Aim of the task:
Your answer should be one number: the count of lines in these entries that hold the word "Daily".

Extracted information:

>>>>

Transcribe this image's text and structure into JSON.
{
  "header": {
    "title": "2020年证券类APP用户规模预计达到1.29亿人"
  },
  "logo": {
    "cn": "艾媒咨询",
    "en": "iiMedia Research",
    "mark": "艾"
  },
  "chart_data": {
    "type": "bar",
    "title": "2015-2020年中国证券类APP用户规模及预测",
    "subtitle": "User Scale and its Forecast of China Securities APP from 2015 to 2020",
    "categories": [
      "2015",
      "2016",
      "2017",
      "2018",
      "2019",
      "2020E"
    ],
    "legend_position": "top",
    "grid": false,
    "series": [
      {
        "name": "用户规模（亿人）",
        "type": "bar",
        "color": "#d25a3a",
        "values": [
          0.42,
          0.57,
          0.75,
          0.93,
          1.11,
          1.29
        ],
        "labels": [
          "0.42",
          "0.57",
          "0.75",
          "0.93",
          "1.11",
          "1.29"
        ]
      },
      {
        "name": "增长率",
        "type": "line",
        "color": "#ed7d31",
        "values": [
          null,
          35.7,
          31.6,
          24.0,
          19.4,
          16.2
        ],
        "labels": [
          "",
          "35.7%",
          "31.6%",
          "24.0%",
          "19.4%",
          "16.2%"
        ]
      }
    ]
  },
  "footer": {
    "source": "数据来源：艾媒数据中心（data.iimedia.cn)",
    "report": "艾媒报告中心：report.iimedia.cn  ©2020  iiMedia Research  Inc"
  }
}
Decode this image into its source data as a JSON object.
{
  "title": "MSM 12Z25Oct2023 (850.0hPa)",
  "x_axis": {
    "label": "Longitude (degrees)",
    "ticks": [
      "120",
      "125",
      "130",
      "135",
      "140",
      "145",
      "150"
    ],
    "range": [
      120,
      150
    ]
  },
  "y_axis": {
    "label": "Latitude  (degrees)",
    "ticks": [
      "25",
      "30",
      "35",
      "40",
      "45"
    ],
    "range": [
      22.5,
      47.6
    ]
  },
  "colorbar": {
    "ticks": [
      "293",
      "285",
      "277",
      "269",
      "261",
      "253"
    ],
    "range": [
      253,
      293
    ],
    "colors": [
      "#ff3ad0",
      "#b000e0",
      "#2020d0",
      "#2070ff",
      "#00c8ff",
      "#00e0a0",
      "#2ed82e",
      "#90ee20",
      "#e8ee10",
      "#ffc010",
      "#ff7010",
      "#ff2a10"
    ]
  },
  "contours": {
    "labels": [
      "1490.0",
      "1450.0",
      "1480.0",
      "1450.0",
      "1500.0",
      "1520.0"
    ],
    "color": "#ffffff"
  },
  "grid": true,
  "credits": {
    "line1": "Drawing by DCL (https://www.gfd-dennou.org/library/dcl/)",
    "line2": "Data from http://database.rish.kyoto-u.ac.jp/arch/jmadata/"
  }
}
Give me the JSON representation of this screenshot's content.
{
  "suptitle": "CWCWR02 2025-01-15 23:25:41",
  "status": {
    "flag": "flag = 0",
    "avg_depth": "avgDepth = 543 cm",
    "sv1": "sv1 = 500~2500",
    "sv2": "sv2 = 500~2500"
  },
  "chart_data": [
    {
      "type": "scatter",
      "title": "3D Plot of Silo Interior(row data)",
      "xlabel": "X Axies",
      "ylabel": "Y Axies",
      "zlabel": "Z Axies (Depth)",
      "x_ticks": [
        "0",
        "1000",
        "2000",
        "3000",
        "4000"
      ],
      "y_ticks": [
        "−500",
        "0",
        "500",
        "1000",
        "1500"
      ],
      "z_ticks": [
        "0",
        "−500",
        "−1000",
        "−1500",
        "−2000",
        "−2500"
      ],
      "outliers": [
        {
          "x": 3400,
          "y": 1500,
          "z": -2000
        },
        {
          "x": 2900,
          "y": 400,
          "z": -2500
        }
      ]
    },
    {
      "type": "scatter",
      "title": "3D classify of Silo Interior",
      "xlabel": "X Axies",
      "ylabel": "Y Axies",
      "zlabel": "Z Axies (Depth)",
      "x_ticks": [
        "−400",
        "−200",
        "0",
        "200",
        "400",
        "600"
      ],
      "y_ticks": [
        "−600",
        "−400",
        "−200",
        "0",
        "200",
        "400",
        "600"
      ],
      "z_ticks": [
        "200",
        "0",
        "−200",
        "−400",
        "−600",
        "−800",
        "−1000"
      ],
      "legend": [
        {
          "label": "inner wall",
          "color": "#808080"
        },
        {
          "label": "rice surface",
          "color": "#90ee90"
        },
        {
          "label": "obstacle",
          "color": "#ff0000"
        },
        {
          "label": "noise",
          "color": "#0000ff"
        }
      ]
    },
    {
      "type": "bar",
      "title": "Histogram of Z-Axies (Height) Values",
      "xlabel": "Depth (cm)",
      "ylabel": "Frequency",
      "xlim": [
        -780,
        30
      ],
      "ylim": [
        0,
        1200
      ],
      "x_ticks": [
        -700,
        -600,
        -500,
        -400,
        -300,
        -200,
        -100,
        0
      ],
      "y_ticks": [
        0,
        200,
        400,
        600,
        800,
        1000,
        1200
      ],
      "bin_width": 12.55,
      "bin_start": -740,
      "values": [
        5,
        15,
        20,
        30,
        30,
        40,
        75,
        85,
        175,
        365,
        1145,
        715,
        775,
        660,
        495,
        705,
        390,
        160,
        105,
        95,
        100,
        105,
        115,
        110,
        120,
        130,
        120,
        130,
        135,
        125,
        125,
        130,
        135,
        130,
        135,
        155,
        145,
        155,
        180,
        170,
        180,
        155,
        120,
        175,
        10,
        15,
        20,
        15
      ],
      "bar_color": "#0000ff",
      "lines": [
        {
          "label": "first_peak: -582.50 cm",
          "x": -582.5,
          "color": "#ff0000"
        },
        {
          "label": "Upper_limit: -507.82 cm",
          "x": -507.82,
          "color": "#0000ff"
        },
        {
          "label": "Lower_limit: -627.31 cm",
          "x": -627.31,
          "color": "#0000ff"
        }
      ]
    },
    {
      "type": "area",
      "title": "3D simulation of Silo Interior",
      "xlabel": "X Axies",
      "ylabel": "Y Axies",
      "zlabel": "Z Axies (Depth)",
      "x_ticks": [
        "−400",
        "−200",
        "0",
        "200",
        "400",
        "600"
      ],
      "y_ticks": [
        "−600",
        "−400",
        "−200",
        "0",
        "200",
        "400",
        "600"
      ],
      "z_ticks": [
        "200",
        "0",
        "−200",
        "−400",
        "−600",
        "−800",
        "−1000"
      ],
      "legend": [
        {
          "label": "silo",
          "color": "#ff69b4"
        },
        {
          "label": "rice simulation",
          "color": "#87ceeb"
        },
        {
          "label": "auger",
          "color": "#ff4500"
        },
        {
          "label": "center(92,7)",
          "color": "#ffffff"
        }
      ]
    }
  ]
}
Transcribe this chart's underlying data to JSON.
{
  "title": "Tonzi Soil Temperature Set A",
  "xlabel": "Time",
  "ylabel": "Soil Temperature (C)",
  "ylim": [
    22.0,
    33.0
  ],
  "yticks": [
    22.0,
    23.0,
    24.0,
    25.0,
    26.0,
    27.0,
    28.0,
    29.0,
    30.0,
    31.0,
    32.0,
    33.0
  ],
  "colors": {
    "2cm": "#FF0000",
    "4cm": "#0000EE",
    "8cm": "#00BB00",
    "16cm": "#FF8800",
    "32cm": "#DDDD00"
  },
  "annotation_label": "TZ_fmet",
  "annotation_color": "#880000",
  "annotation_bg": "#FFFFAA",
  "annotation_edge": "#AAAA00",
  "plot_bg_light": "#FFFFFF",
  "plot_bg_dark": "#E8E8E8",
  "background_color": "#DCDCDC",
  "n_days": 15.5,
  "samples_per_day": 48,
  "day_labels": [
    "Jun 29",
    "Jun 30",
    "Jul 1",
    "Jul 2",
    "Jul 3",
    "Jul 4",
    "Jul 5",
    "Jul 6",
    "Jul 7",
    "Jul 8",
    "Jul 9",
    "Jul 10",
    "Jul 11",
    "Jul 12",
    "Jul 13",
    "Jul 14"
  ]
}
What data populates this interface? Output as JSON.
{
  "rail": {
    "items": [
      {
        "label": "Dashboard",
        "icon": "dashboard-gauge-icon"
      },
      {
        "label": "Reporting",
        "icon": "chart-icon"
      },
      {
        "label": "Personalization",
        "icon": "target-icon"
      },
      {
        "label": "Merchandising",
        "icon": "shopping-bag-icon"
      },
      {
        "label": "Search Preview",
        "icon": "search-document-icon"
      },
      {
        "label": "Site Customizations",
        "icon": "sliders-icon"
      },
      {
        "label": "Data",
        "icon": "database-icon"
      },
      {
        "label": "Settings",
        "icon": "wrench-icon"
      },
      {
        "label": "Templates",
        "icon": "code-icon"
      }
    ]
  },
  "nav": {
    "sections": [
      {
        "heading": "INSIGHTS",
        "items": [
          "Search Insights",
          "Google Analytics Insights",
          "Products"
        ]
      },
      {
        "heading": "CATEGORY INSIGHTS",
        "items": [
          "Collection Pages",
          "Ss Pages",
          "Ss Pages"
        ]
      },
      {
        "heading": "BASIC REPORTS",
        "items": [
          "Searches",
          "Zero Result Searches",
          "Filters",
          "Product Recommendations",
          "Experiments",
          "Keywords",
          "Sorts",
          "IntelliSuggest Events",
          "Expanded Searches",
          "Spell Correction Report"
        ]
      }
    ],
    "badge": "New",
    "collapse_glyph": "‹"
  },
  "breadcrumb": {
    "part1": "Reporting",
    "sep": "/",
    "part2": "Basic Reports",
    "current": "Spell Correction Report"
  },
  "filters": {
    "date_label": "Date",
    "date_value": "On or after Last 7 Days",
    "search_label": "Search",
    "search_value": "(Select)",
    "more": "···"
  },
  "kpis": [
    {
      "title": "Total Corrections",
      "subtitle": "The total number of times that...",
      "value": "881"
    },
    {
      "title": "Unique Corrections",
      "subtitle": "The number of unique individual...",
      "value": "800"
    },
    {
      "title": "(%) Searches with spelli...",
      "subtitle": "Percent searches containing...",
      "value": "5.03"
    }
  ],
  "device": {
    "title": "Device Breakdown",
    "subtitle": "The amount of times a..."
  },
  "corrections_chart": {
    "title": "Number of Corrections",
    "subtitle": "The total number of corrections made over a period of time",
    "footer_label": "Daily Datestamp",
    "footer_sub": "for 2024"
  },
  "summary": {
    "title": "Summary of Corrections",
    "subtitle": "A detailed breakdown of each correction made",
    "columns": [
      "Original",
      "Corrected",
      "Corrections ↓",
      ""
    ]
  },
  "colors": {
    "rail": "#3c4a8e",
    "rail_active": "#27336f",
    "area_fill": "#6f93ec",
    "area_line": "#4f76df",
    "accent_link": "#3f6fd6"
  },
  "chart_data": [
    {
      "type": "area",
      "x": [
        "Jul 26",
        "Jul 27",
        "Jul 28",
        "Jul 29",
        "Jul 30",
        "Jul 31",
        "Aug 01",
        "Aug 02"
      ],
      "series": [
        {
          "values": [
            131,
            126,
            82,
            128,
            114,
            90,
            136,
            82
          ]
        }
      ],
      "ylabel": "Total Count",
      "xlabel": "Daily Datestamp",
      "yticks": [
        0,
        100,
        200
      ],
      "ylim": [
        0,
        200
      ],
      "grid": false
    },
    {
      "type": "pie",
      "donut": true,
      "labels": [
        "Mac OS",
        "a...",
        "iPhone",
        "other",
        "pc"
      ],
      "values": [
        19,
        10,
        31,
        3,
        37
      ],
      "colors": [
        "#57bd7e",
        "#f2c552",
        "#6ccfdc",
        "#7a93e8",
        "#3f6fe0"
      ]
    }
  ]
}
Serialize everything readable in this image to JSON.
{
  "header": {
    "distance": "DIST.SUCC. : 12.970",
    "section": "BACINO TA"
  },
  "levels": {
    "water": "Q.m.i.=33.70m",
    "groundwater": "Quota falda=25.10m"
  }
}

<<<<

Full answer:
2